§ **WHAT NEEDS TO BE DONE**
Calculate how many lines in the following records hold the word "image", and report that number without comment.

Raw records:
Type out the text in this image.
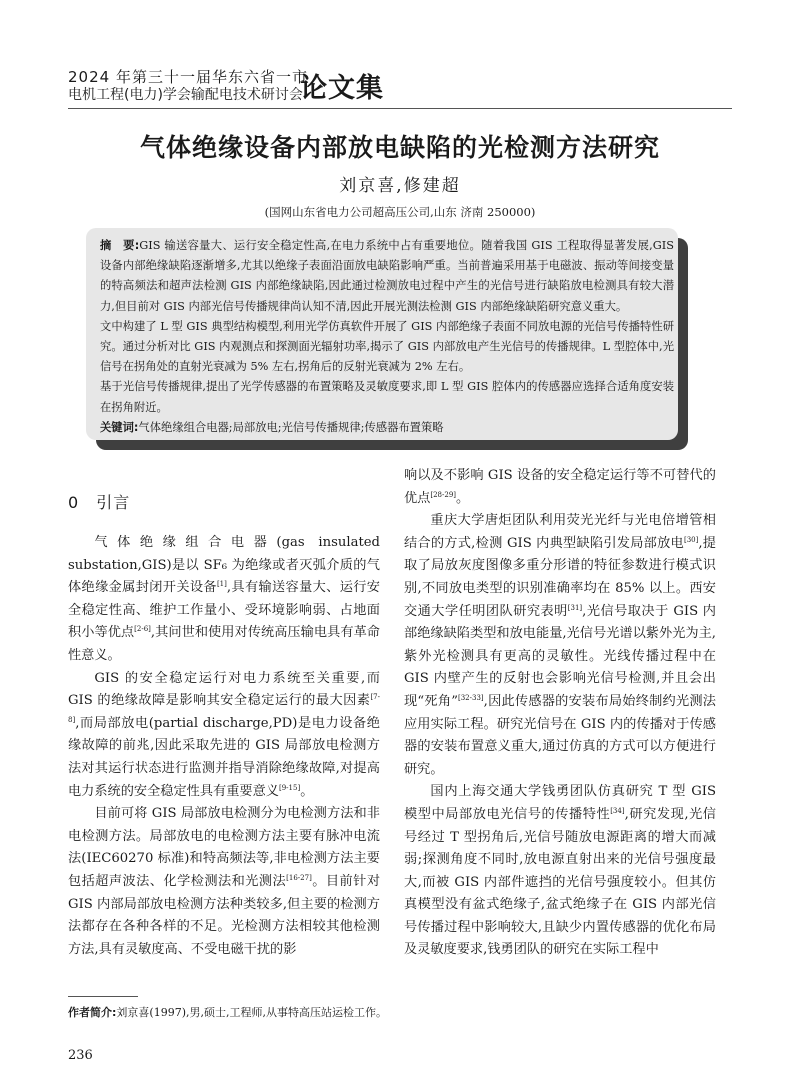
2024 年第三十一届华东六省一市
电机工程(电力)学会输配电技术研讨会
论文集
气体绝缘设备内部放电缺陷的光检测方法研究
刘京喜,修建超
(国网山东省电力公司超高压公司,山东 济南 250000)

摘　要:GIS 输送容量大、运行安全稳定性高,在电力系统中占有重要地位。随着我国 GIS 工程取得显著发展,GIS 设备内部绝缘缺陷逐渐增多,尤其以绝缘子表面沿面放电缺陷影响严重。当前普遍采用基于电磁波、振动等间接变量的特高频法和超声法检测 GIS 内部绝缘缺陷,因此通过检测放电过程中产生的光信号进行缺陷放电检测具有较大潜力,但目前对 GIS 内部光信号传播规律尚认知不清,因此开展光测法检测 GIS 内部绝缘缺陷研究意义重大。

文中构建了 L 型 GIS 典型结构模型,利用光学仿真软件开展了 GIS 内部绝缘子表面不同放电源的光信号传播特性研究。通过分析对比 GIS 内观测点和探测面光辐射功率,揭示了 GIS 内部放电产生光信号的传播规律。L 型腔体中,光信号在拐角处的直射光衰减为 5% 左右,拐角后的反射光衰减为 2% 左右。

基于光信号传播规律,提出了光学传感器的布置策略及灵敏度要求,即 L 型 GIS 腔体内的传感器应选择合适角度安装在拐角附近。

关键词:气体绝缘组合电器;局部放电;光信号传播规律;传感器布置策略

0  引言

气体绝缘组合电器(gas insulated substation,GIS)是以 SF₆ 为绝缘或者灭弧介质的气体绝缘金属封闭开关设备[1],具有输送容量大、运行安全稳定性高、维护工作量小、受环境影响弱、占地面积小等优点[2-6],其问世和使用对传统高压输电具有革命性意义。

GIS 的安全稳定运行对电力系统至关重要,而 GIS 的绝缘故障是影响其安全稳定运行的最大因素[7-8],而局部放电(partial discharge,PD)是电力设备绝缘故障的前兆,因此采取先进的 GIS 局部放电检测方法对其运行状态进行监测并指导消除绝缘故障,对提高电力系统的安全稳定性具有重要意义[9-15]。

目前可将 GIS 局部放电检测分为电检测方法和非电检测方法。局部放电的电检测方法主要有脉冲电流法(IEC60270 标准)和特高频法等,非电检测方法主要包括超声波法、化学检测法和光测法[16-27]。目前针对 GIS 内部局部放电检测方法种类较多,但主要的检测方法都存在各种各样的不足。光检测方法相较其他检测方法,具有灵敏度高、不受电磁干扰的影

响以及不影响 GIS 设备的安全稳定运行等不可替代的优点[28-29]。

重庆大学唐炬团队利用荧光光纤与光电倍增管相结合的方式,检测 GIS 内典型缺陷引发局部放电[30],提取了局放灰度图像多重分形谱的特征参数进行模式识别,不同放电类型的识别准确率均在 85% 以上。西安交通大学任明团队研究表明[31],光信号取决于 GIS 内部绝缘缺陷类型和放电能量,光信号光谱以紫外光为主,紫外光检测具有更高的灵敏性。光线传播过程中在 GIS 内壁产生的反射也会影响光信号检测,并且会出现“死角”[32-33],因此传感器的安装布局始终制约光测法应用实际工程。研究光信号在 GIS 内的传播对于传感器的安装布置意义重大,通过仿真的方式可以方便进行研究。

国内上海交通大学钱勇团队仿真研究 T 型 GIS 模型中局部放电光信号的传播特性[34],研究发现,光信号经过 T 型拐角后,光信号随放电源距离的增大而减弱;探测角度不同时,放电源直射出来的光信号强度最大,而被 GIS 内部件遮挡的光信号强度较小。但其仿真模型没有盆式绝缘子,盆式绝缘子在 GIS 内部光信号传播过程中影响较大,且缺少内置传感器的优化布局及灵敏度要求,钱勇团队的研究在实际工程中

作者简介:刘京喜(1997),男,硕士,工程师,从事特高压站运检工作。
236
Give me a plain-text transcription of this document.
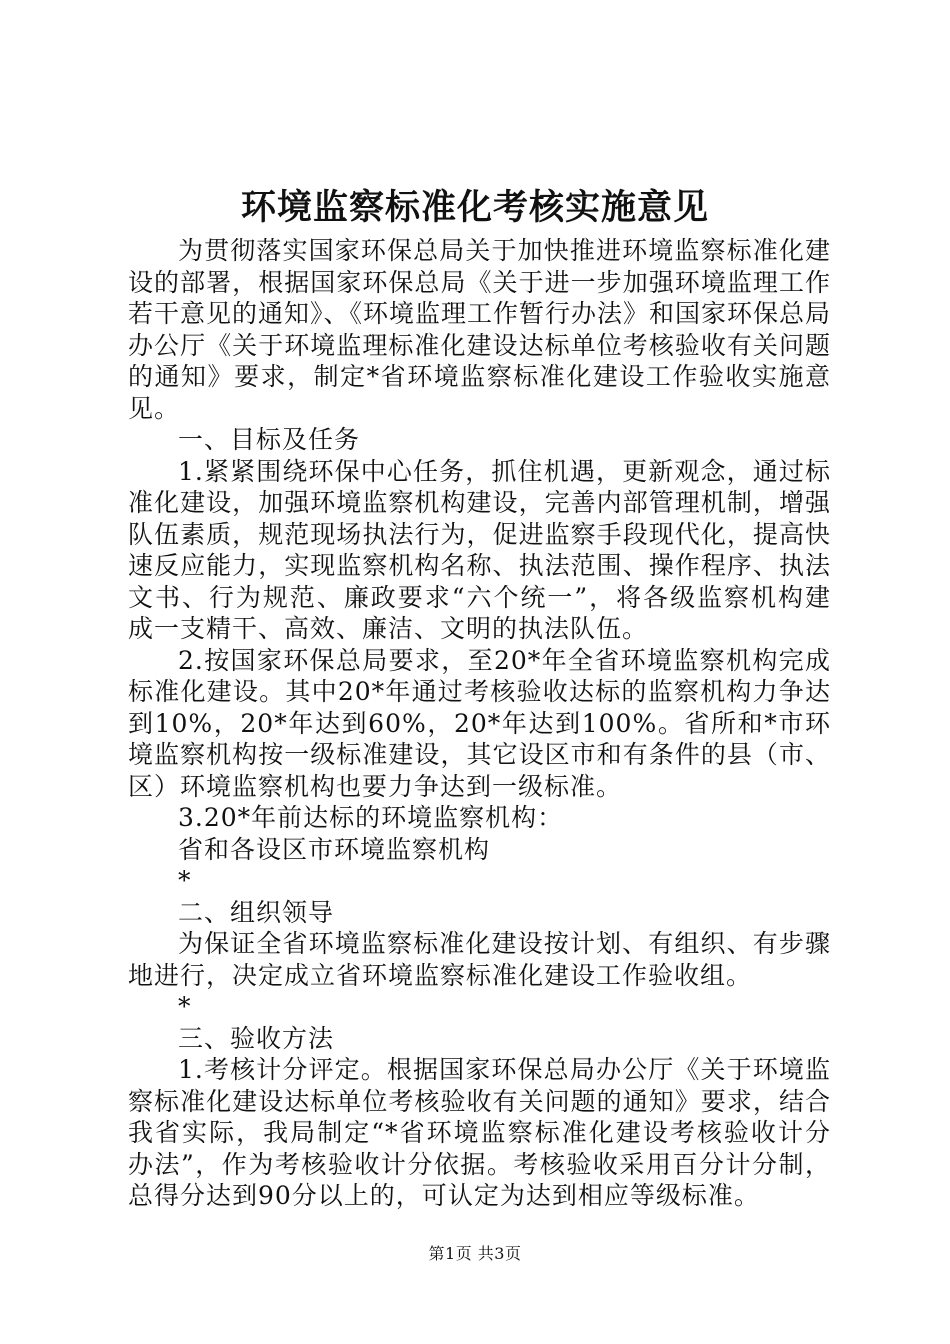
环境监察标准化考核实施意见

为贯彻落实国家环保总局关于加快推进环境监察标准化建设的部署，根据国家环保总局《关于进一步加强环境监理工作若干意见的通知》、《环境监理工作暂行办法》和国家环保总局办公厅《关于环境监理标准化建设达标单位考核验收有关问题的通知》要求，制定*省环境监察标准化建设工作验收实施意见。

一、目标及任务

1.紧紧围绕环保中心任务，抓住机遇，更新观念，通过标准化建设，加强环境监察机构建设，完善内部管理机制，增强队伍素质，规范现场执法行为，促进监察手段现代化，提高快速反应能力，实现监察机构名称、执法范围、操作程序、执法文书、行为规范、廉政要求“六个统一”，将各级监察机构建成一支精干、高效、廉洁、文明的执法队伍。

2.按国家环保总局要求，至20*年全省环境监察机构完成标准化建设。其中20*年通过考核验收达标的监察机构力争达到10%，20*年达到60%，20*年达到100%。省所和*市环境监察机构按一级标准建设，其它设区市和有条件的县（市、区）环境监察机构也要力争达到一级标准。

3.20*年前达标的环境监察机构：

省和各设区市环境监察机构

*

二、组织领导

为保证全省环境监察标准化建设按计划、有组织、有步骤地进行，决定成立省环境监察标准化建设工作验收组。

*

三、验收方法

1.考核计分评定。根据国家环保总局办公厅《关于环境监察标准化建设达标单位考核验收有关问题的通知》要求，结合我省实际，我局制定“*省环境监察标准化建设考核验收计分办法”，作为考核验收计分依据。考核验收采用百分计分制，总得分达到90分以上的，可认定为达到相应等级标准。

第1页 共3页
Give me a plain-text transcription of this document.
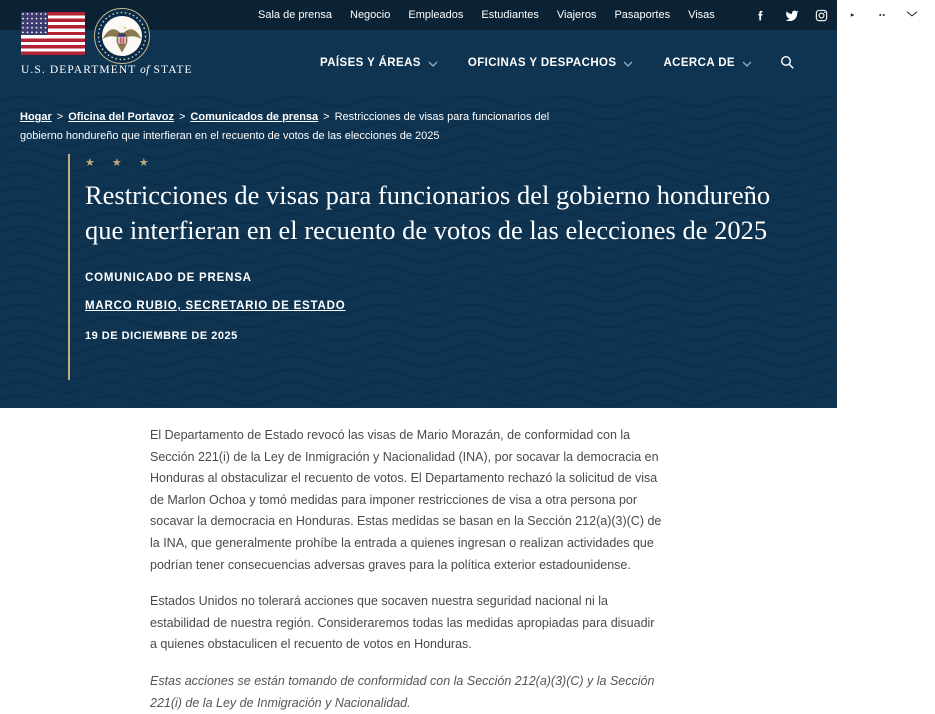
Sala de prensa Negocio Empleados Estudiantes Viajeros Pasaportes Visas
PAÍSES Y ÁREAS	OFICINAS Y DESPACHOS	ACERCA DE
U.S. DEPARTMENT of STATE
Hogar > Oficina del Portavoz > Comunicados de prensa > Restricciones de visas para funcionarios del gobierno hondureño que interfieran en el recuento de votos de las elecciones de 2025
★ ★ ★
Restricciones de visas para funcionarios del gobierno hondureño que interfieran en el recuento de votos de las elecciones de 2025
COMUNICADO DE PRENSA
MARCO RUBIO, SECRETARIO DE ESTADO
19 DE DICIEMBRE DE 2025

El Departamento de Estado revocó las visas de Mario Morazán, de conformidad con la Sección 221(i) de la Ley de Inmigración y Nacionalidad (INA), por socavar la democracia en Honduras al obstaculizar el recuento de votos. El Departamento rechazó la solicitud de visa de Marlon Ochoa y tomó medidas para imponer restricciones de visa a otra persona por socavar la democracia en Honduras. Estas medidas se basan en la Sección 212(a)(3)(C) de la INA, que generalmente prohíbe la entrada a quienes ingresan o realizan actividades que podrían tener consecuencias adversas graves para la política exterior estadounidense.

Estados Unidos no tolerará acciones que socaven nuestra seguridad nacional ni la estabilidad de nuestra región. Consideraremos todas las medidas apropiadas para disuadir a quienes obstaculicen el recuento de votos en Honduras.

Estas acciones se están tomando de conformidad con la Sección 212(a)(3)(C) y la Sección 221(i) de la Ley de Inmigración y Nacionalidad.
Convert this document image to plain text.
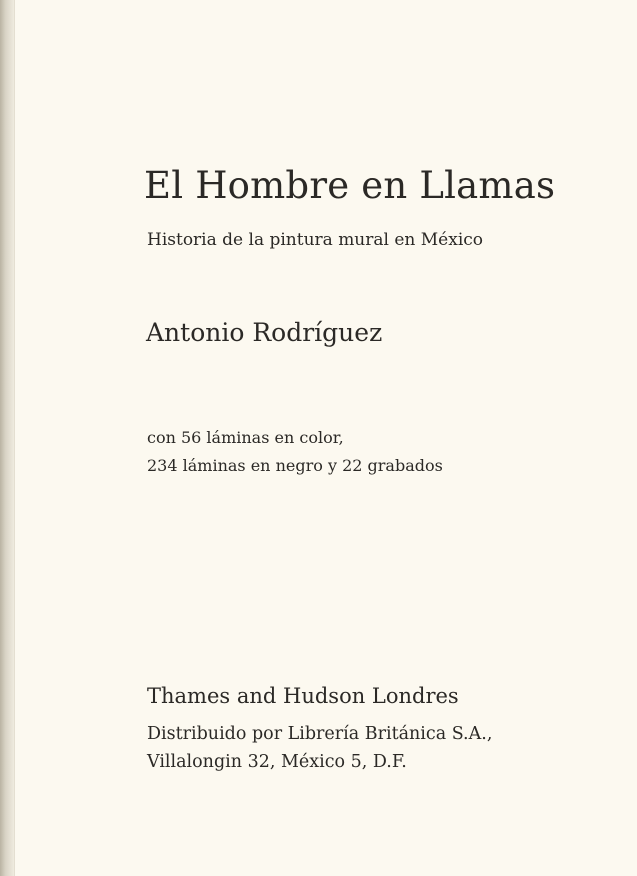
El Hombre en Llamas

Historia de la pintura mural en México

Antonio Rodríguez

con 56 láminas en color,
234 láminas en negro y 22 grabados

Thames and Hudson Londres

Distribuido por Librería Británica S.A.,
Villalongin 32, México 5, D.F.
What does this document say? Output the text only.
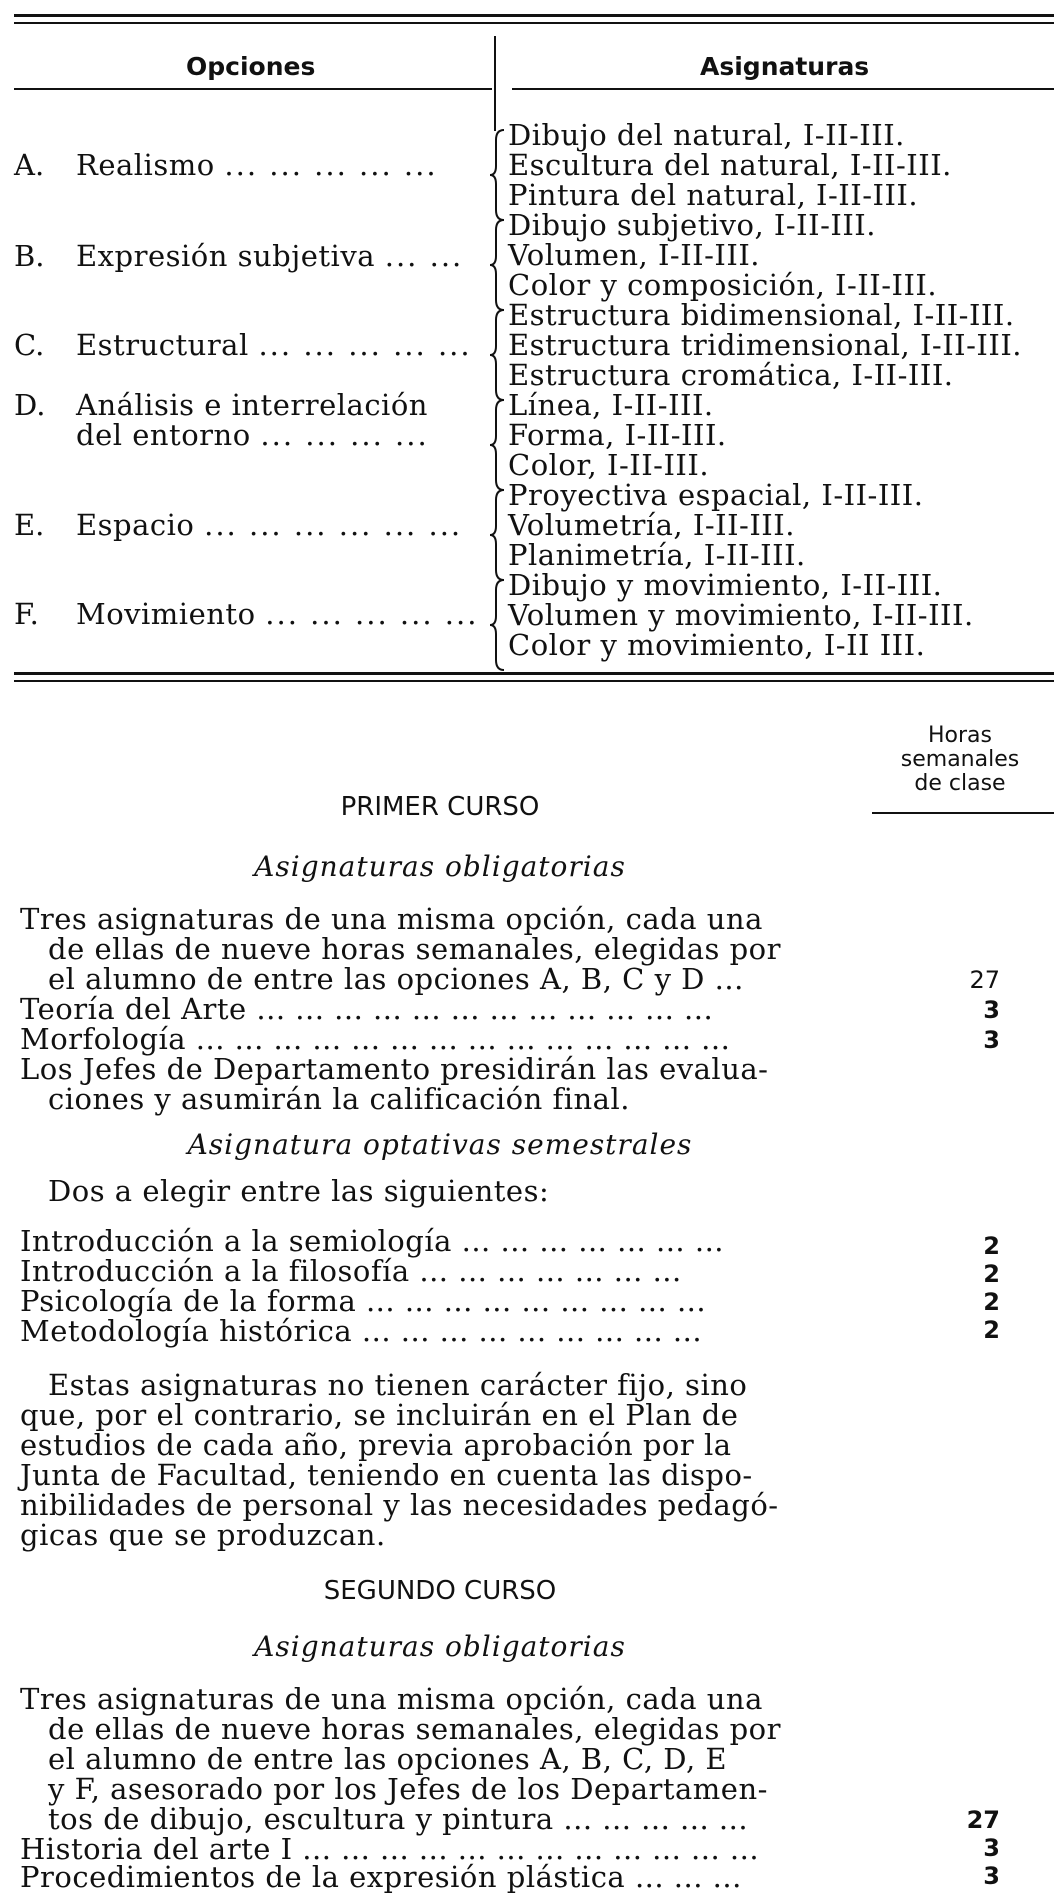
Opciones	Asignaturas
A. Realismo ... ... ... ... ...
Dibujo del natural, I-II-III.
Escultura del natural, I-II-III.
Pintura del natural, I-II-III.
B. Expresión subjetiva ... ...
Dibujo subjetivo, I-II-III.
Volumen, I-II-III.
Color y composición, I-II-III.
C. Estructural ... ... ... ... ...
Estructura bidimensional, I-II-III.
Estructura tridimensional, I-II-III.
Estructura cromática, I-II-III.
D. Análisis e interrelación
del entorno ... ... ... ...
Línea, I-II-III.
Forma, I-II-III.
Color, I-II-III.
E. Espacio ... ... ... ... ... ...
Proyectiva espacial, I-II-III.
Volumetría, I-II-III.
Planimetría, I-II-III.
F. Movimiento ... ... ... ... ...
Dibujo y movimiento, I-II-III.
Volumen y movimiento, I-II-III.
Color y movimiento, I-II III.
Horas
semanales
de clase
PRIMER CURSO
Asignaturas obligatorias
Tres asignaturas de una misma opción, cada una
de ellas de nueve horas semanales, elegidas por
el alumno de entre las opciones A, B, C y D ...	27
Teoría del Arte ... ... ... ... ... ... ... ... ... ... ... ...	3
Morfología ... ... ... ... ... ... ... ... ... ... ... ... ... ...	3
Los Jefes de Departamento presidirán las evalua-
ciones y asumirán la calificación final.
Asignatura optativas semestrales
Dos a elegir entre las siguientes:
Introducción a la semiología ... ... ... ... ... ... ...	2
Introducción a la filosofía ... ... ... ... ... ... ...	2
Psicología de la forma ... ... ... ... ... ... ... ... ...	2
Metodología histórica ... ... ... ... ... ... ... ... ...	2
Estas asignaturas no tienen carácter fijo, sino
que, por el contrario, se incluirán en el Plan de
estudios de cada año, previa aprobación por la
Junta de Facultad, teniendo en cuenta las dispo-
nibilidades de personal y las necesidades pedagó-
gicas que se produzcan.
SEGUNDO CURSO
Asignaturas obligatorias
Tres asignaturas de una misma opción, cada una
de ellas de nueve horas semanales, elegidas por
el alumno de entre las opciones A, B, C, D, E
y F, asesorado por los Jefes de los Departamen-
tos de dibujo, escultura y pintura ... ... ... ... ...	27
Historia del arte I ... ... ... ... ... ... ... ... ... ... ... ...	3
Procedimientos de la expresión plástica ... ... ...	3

§ **TASK SOLUTION**
2